§ **WHAT THE EXERCISE ASKS**
In the material below, find all lines with the string "está" and copy them.

>>>>

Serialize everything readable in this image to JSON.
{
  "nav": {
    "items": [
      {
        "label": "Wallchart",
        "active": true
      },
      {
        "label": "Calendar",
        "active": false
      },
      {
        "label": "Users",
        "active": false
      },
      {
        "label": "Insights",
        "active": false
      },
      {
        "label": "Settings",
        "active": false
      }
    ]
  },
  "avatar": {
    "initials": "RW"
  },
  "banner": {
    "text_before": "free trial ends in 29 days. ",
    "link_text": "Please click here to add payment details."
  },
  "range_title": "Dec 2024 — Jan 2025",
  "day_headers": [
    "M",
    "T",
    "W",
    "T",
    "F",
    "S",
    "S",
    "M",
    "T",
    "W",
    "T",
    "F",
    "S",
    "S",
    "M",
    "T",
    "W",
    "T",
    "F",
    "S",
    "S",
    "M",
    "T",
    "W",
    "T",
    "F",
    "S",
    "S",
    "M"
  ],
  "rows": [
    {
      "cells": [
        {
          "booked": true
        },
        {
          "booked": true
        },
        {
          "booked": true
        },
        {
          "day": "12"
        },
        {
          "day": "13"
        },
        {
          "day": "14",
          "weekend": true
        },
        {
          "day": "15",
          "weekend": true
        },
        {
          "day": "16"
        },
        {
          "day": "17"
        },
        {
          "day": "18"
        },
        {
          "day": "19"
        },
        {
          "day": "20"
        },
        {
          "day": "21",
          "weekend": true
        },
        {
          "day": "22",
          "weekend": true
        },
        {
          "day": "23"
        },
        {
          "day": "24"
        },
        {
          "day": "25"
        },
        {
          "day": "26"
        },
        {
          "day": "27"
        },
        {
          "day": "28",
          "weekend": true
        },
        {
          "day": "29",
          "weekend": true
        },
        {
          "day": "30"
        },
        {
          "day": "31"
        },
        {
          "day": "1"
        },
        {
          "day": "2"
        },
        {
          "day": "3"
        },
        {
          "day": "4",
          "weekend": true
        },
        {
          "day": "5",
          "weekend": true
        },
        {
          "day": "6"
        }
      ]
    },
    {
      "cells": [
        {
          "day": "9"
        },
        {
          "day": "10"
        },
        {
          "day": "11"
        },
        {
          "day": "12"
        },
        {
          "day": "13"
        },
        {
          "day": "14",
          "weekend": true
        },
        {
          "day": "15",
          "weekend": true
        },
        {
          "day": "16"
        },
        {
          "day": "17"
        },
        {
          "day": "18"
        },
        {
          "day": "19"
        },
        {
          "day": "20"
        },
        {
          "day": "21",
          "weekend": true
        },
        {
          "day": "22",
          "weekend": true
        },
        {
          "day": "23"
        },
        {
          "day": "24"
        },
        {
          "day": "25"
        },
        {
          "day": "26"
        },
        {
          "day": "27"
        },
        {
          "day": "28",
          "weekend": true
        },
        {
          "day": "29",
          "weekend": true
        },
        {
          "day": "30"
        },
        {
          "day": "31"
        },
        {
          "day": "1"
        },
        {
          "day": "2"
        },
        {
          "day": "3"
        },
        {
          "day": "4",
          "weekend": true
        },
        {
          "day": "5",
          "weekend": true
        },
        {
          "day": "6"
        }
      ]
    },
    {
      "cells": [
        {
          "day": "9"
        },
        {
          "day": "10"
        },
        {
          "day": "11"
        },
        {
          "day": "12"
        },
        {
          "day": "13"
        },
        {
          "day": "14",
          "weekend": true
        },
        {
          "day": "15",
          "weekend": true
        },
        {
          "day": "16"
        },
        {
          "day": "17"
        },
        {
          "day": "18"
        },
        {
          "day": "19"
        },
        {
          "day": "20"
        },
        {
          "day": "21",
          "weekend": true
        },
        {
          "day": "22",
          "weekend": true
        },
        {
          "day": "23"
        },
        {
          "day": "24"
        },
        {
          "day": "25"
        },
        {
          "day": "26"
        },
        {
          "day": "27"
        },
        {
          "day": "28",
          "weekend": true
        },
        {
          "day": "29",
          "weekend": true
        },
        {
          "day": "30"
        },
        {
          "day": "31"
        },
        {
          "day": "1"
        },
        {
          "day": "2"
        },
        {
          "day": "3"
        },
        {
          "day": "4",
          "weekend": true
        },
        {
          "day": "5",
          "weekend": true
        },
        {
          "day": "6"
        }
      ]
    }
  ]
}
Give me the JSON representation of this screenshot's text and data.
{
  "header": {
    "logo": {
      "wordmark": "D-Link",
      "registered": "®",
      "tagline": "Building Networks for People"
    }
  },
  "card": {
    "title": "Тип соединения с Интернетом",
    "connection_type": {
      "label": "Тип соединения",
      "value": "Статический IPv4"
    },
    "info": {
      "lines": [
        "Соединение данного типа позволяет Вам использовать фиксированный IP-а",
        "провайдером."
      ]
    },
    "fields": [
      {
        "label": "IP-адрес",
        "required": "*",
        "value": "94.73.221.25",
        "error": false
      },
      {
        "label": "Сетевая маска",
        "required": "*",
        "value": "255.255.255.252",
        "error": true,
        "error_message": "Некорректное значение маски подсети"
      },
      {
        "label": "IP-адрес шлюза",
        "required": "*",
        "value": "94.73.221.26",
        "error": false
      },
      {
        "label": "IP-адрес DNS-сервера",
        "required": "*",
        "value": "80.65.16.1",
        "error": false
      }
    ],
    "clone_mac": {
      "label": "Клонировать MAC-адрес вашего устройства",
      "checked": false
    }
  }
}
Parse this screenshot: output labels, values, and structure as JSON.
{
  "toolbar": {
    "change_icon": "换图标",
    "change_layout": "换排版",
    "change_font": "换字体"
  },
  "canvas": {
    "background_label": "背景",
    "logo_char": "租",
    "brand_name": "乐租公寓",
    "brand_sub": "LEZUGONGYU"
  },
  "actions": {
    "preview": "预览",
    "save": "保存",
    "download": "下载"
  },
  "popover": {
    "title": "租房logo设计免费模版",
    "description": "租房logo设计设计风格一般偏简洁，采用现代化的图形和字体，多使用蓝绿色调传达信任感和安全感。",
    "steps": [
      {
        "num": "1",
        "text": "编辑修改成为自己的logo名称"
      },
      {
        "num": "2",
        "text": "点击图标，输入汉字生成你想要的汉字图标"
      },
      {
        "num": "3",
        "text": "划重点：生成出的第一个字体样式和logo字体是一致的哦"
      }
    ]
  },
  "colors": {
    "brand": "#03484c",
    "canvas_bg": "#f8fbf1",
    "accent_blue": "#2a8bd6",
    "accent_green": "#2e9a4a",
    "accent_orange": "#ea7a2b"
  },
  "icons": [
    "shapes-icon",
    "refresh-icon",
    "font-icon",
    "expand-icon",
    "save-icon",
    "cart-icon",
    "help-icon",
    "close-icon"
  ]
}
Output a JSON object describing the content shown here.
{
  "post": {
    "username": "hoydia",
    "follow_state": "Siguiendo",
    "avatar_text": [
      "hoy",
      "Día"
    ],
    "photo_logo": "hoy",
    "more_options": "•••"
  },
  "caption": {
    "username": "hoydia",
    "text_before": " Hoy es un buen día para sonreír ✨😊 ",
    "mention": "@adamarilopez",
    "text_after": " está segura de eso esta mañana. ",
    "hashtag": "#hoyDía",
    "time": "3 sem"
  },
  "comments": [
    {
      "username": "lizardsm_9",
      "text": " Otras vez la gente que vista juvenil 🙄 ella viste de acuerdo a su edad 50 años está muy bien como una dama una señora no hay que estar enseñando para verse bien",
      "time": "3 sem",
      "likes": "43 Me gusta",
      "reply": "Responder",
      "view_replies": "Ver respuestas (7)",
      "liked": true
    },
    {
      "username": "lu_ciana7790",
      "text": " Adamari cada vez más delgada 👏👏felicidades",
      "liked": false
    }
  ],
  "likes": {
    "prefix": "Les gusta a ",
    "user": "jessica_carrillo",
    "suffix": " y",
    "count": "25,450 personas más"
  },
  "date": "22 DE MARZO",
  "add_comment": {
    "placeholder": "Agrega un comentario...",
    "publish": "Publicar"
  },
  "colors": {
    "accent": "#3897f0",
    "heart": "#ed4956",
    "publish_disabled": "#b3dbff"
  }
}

<<<<

§ **TASK SOLUTION**
    "text_after": " está segura de eso esta mañana. ",
      "text": " Otras vez la gente que vista juvenil 🙄 ella viste de acuerdo a su edad 50 años está muy bien como una dama una señora no hay que estar enseñando para verse bien",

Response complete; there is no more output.